_OBJECTIVE_
Among the entries below, find the lines with "text" and copy them.

Stored records

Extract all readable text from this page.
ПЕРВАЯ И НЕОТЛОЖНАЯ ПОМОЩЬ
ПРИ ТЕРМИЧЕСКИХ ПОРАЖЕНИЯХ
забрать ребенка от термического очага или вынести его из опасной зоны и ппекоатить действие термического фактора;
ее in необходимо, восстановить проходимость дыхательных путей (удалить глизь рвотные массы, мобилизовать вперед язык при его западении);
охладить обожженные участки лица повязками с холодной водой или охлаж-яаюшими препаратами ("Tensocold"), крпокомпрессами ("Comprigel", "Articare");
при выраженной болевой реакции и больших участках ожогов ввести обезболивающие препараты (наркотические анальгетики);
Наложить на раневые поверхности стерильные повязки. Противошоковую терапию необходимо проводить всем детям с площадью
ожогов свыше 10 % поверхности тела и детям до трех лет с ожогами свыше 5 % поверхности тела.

...

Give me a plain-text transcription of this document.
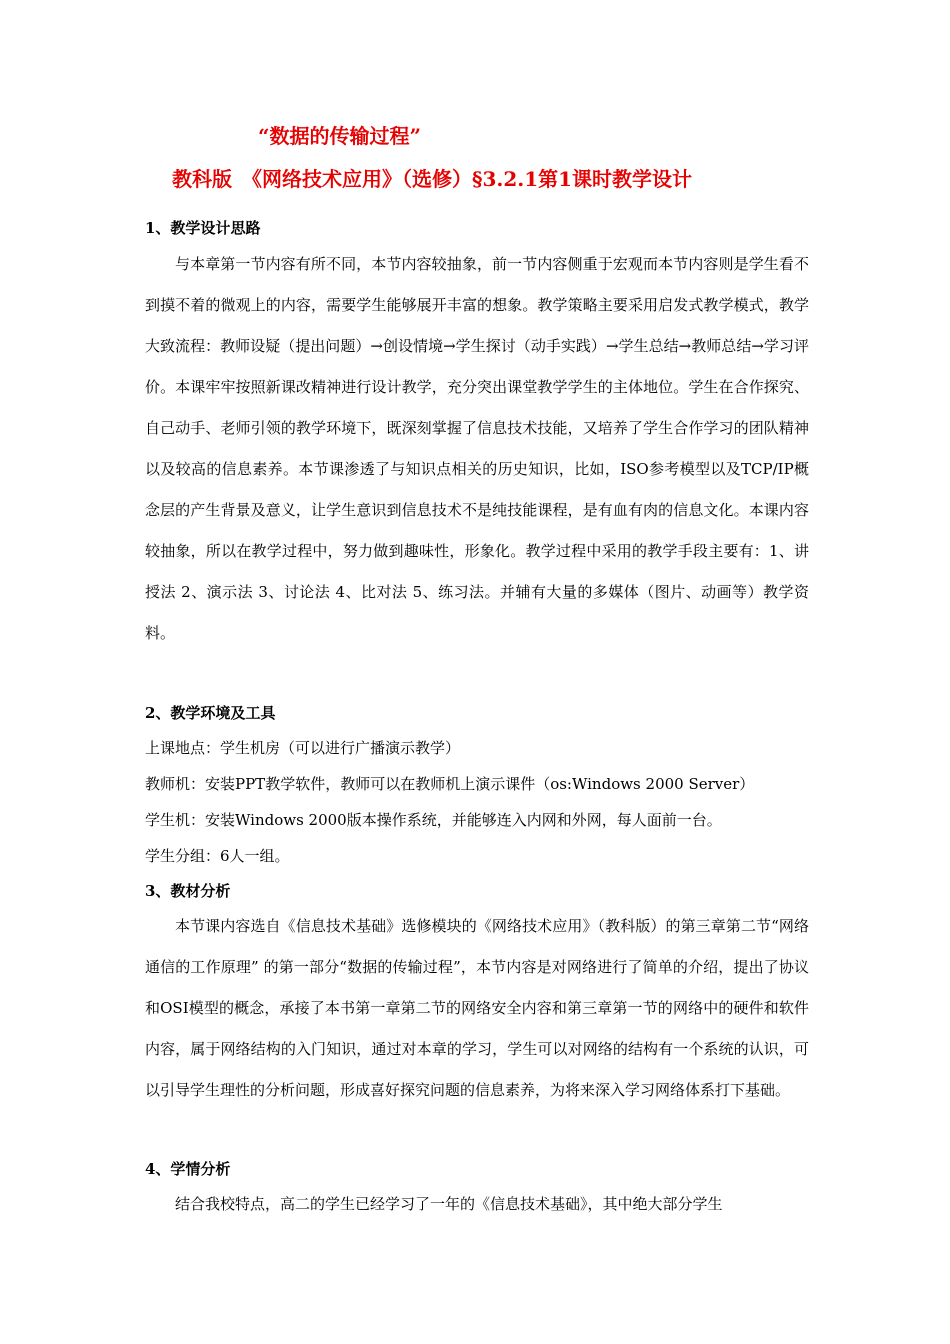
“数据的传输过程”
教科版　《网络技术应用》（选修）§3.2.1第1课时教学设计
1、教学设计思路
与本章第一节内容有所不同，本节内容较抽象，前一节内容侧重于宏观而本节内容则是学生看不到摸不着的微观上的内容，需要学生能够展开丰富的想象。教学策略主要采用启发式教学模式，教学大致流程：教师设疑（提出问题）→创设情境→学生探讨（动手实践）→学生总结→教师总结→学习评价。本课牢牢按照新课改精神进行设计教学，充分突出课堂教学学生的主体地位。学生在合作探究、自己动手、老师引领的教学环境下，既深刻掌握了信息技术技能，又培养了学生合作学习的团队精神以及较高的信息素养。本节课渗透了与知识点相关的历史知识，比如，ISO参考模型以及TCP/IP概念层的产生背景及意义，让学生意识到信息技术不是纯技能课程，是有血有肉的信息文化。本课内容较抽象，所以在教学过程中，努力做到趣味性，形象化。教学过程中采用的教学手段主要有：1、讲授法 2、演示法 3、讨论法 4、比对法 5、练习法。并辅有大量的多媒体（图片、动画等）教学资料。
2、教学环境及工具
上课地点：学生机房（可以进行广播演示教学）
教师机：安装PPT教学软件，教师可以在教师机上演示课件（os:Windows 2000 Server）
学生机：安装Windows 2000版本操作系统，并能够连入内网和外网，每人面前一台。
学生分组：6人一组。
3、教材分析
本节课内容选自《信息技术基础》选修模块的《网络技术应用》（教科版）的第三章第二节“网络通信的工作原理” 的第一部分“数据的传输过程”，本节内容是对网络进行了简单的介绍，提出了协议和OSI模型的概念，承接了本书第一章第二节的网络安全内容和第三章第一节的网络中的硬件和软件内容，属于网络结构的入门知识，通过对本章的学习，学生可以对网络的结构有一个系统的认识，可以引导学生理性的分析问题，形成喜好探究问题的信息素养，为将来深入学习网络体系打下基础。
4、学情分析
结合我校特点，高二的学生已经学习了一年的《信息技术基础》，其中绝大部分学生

_ANSWER FOR THE TASK_
Extract all readable text from this page.
Give me a plain-text transcription of this document.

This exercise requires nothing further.